Give back the full listing, character for character, with no pictures.

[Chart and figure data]
————

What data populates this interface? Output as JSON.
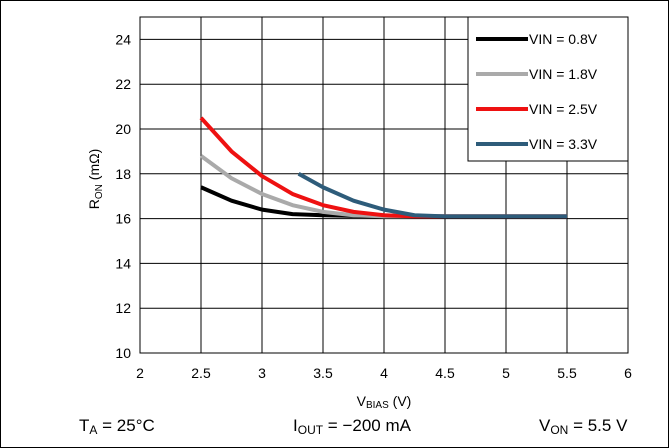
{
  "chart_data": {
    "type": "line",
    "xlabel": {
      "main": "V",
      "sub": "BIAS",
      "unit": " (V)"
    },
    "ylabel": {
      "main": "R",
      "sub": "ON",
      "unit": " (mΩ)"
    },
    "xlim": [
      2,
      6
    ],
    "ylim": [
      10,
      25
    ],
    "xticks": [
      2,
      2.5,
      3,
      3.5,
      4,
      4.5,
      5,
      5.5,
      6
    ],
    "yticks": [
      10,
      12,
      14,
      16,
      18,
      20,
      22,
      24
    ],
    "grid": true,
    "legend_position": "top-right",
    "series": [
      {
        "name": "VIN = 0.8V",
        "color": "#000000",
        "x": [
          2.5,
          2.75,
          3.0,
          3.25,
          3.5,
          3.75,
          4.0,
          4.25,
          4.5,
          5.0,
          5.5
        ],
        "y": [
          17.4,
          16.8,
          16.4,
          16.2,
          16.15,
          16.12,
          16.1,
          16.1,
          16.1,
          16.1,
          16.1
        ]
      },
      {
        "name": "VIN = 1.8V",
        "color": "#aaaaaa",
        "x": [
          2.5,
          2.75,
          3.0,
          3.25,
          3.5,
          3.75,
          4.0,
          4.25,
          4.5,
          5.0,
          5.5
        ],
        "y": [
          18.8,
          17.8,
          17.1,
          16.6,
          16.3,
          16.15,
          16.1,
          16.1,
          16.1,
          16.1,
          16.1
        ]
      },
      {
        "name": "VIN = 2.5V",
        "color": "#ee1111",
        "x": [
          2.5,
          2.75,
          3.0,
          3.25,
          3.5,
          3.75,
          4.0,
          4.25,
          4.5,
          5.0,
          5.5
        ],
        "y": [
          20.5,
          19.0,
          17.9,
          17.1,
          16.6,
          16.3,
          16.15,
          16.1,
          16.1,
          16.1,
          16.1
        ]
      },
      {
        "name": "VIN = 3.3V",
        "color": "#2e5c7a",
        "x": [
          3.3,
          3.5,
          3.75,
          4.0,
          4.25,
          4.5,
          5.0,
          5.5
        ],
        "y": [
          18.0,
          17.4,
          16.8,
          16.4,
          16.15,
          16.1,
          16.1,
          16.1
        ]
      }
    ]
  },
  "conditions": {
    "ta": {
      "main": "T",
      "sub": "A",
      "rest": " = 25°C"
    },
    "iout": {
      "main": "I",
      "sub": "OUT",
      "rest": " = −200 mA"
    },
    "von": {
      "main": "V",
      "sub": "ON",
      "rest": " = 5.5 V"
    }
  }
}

————

> _Solution to the problem_
What data populates this interface? Output as JSON.
{
  "chart_data": {
    "type": "line",
    "xlabel": {
      "main": "V",
      "sub": "BIAS",
      "unit": " (V)"
    },
    "ylabel": {
      "main": "R",
      "sub": "ON",
      "unit": " (mΩ)"
    },
    "xlim": [
      2,
      6
    ],
    "ylim": [
      10,
      25
    ],
    "xticks": [
      2,
      2.5,
      3,
      3.5,
      4,
      4.5,
      5,
      5.5,
      6
    ],
    "yticks": [
      10,
      12,
      14,
      16,
      18,
      20,
      22,
      24
    ],
    "grid": true,
    "legend_position": "top-right",
    "series": [
      {
        "name": "VIN = 0.8V",
        "color": "#000000",
        "x": [
          2.5,
          2.75,
          3.0,
          3.25,
          3.5,
          3.75,
          4.0,
          4.25,
          4.5,
          5.0,
          5.5
        ],
        "y": [
          17.4,
          16.8,
          16.4,
          16.2,
          16.15,
          16.12,
          16.1,
          16.1,
          16.1,
          16.1,
          16.1
        ]
      },
      {
        "name": "VIN = 1.8V",
        "color": "#aaaaaa",
        "x": [
          2.5,
          2.75,
          3.0,
          3.25,
          3.5,
          3.75,
          4.0,
          4.25,
          4.5,
          5.0,
          5.5
        ],
        "y": [
          18.8,
          17.8,
          17.1,
          16.6,
          16.3,
          16.15,
          16.1,
          16.1,
          16.1,
          16.1,
          16.1
        ]
      },
      {
        "name": "VIN = 2.5V",
        "color": "#ee1111",
        "x": [
          2.5,
          2.75,
          3.0,
          3.25,
          3.5,
          3.75,
          4.0,
          4.25,
          4.5,
          5.0,
          5.5
        ],
        "y": [
          20.5,
          19.0,
          17.9,
          17.1,
          16.6,
          16.3,
          16.15,
          16.1,
          16.1,
          16.1,
          16.1
        ]
      },
      {
        "name": "VIN = 3.3V",
        "color": "#2e5c7a",
        "x": [
          3.3,
          3.5,
          3.75,
          4.0,
          4.25,
          4.5,
          5.0,
          5.5
        ],
        "y": [
          18.0,
          17.4,
          16.8,
          16.4,
          16.15,
          16.1,
          16.1,
          16.1
        ]
      }
    ]
  },
  "conditions": {
    "ta": {
      "main": "T",
      "sub": "A",
      "rest": " = 25°C"
    },
    "iout": {
      "main": "I",
      "sub": "OUT",
      "rest": " = −200 mA"
    },
    "von": {
      "main": "V",
      "sub": "ON",
      "rest": " = 5.5 V"
    }
  }
}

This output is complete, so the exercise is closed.